### ASSIGNED TASK
Copy the entries exactly. Their pictures do not belong in the copy.

· · · · ·

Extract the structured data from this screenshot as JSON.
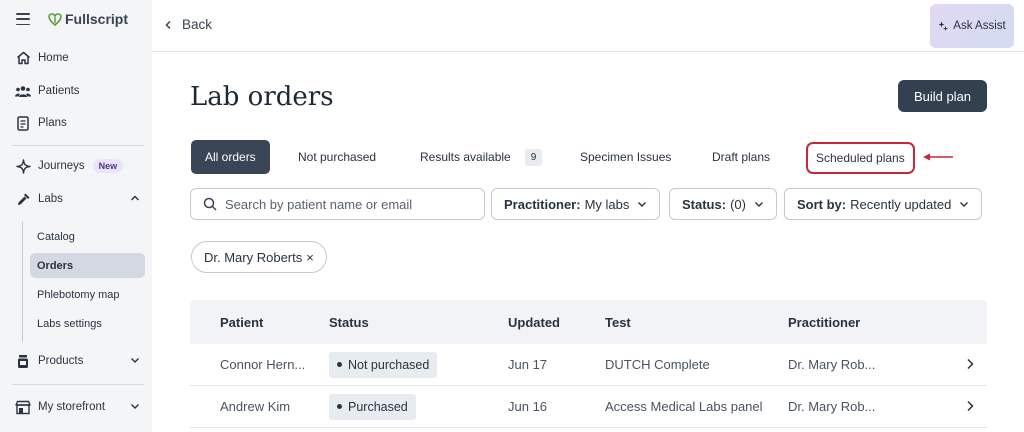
{
  "brand": {
    "name": "Fullscript"
  },
  "sidebar": {
    "items": [
      {
        "label": "Home"
      },
      {
        "label": "Patients"
      },
      {
        "label": "Plans"
      },
      {
        "label": "Journeys",
        "badge": "New"
      },
      {
        "label": "Labs"
      },
      {
        "label": "Products"
      },
      {
        "label": "My storefront"
      }
    ],
    "labs_sub": [
      {
        "label": "Catalog"
      },
      {
        "label": "Orders"
      },
      {
        "label": "Phlebotomy map"
      },
      {
        "label": "Labs settings"
      }
    ]
  },
  "topbar": {
    "back_label": "Back",
    "assist_label": "Ask Assist"
  },
  "page": {
    "title": "Lab orders",
    "build_plan_label": "Build plan"
  },
  "tabs": [
    {
      "label": "All orders"
    },
    {
      "label": "Not purchased"
    },
    {
      "label": "Results available",
      "count": "9"
    },
    {
      "label": "Specimen Issues"
    },
    {
      "label": "Draft plans"
    },
    {
      "label": "Scheduled plans"
    }
  ],
  "filters": {
    "search_placeholder": "Search by patient name or email",
    "practitioner_label": "Practitioner:",
    "practitioner_value": "My labs",
    "status_label": "Status:",
    "status_value": "(0)",
    "sort_label": "Sort by:",
    "sort_value": "Recently updated"
  },
  "chip": {
    "label": "Dr. Mary Roberts",
    "remove": "×"
  },
  "table": {
    "headers": [
      "Patient",
      "Status",
      "Updated",
      "Test",
      "Practitioner"
    ],
    "rows": [
      {
        "patient": "Connor Hern...",
        "status": "Not purchased",
        "updated": "Jun 17",
        "test": "DUTCH Complete",
        "practitioner": "Dr. Mary Rob..."
      },
      {
        "patient": "Andrew Kim",
        "status": "Purchased",
        "updated": "Jun 16",
        "test": "Access Medical Labs panel",
        "practitioner": "Dr. Mary Rob..."
      }
    ]
  },
  "colors": {
    "accent_dark": "#33404f",
    "highlight_red": "#c8263a",
    "sidebar_bg": "#f4f5f7",
    "assist_gradient_start": "#e2d8f4"
  }
}
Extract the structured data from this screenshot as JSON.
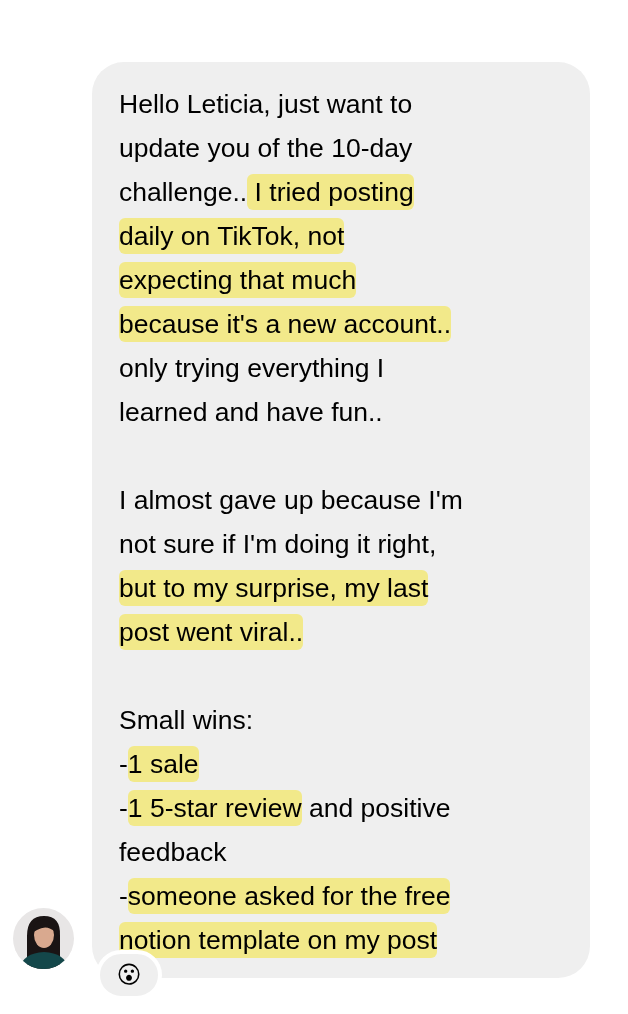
{
  "message": {
    "paragraphs": [
      {
        "lines": [
          [
            {
              "text": "Hello Leticia, just want to",
              "highlighted": false
            }
          ],
          [
            {
              "text": "update you of the 10-day",
              "highlighted": false
            }
          ],
          [
            {
              "text": "challenge..",
              "highlighted": false
            },
            {
              "text": " I tried posting",
              "highlighted": true
            }
          ],
          [
            {
              "text": "daily on TikTok, not",
              "highlighted": true
            }
          ],
          [
            {
              "text": "expecting that much",
              "highlighted": true
            }
          ],
          [
            {
              "text": "because it's a new account..",
              "highlighted": true
            }
          ],
          [
            {
              "text": "only trying everything I",
              "highlighted": false
            }
          ],
          [
            {
              "text": "learned and have fun..",
              "highlighted": false
            }
          ]
        ]
      },
      {
        "lines": [
          [
            {
              "text": "I almost gave up because I'm",
              "highlighted": false
            }
          ],
          [
            {
              "text": "not sure if I'm doing it right,",
              "highlighted": false
            }
          ],
          [
            {
              "text": "but to my surprise, my last",
              "highlighted": true
            }
          ],
          [
            {
              "text": "post went viral..",
              "highlighted": true
            }
          ]
        ]
      },
      {
        "lines": [
          [
            {
              "text": "Small wins:",
              "highlighted": false
            }
          ],
          [
            {
              "text": "-",
              "highlighted": false
            },
            {
              "text": "1 sale",
              "highlighted": true
            }
          ],
          [
            {
              "text": "-",
              "highlighted": false
            },
            {
              "text": "1 5-star review",
              "highlighted": true
            },
            {
              "text": " and positive",
              "highlighted": false
            }
          ],
          [
            {
              "text": "feedback",
              "highlighted": false
            }
          ],
          [
            {
              "text": "-",
              "highlighted": false
            },
            {
              "text": "someone asked for the free",
              "highlighted": true
            }
          ],
          [
            {
              "text": "notion template on my post",
              "highlighted": true
            }
          ]
        ]
      }
    ],
    "reaction": "😮"
  }
}
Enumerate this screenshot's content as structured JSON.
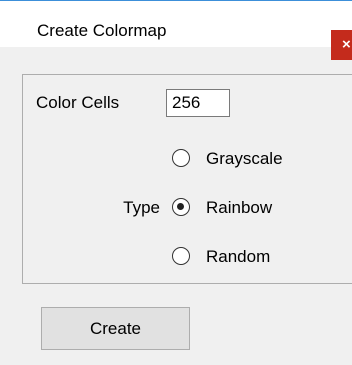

· · · · ·

### TASK ANSWER
Extract the structured data from this screenshot as JSON.
{
  "brand": {
    "name": "Fullscript"
  },
  "sidebar": {
    "items": [
      {
        "label": "Home"
      },
      {
        "label": "Patients"
      },
      {
        "label": "Plans"
      },
      {
        "label": "Journeys",
        "badge": "New"
      },
      {
        "label": "Labs"
      },
      {
        "label": "Products"
      },
      {
        "label": "My storefront"
      }
    ],
    "labs_sub": [
      {
        "label": "Catalog"
      },
      {
        "label": "Orders"
      },
      {
        "label": "Phlebotomy map"
      },
      {
        "label": "Labs settings"
      }
    ]
  },
  "topbar": {
    "back_label": "Back",
    "assist_label": "Ask Assist"
  },
  "page": {
    "title": "Lab orders",
    "build_plan_label": "Build plan"
  },
  "tabs": [
    {
      "label": "All orders"
    },
    {
      "label": "Not purchased"
    },
    {
      "label": "Results available",
      "count": "9"
    },
    {
      "label": "Specimen Issues"
    },
    {
      "label": "Draft plans"
    },
    {
      "label": "Scheduled plans"
    }
  ],
  "filters": {
    "search_placeholder": "Search by patient name or email",
    "practitioner_label": "Practitioner:",
    "practitioner_value": "My labs",
    "status_label": "Status:",
    "status_value": "(0)",
    "sort_label": "Sort by:",
    "sort_value": "Recently updated"
  },
  "chip": {
    "label": "Dr. Mary Roberts",
    "remove": "×"
  },
  "table": {
    "headers": [
      "Patient",
      "Status",
      "Updated",
      "Test",
      "Practitioner"
    ],
    "rows": [
      {
        "patient": "Connor Hern...",
        "status": "Not purchased",
        "updated": "Jun 17",
        "test": "DUTCH Complete",
        "practitioner": "Dr. Mary Rob..."
      },
      {
        "patient": "Andrew Kim",
        "status": "Purchased",
        "updated": "Jun 16",
        "test": "Access Medical Labs panel",
        "practitioner": "Dr. Mary Rob..."
      }
    ]
  },
  "colors": {
    "accent_dark": "#33404f",
    "highlight_red": "#c8263a",
    "sidebar_bg": "#f4f5f7",
    "assist_gradient_start": "#e2d8f4"
  }
}
Extract the structured data from this screenshot as JSON.
{
  "message": {
    "paragraphs": [
      {
        "lines": [
          [
            {
              "text": "Hello Leticia, just want to",
              "highlighted": false
            }
          ],
          [
            {
              "text": "update you of the 10-day",
              "highlighted": false
            }
          ],
          [
            {
              "text": "challenge..",
              "highlighted": false
            },
            {
              "text": " I tried posting",
              "highlighted": true
            }
          ],
          [
            {
              "text": "daily on TikTok, not",
              "highlighted": true
            }
          ],
          [
            {
              "text": "expecting that much",
              "highlighted": true
            }
          ],
          [
            {
              "text": "because it's a new account..",
              "highlighted": true
            }
          ],
          [
            {
              "text": "only trying everything I",
              "highlighted": false
            }
          ],
          [
            {
              "text": "learned and have fun..",
              "highlighted": false
            }
          ]
        ]
      },
      {
        "lines": [
          [
            {
              "text": "I almost gave up because I'm",
              "highlighted": false
            }
          ],
          [
            {
              "text": "not sure if I'm doing it right,",
              "highlighted": false
            }
          ],
          [
            {
              "text": "but to my surprise, my last",
              "highlighted": true
            }
          ],
          [
            {
              "text": "post went viral..",
              "highlighted": true
            }
          ]
        ]
      },
      {
        "lines": [
          [
            {
              "text": "Small wins:",
              "highlighted": false
            }
          ],
          [
            {
              "text": "-",
              "highlighted": false
            },
            {
              "text": "1 sale",
              "highlighted": true
            }
          ],
          [
            {
              "text": "-",
              "highlighted": false
            },
            {
              "text": "1 5-star review",
              "highlighted": true
            },
            {
              "text": " and positive",
              "highlighted": false
            }
          ],
          [
            {
              "text": "feedback",
              "highlighted": false
            }
          ],
          [
            {
              "text": "-",
              "highlighted": false
            },
            {
              "text": "someone asked for the free",
              "highlighted": true
            }
          ],
          [
            {
              "text": "notion template on my post",
              "highlighted": true
            }
          ]
        ]
      }
    ],
    "reaction": "😮"
  }
}
Enumerate this screenshot's content as structured JSON.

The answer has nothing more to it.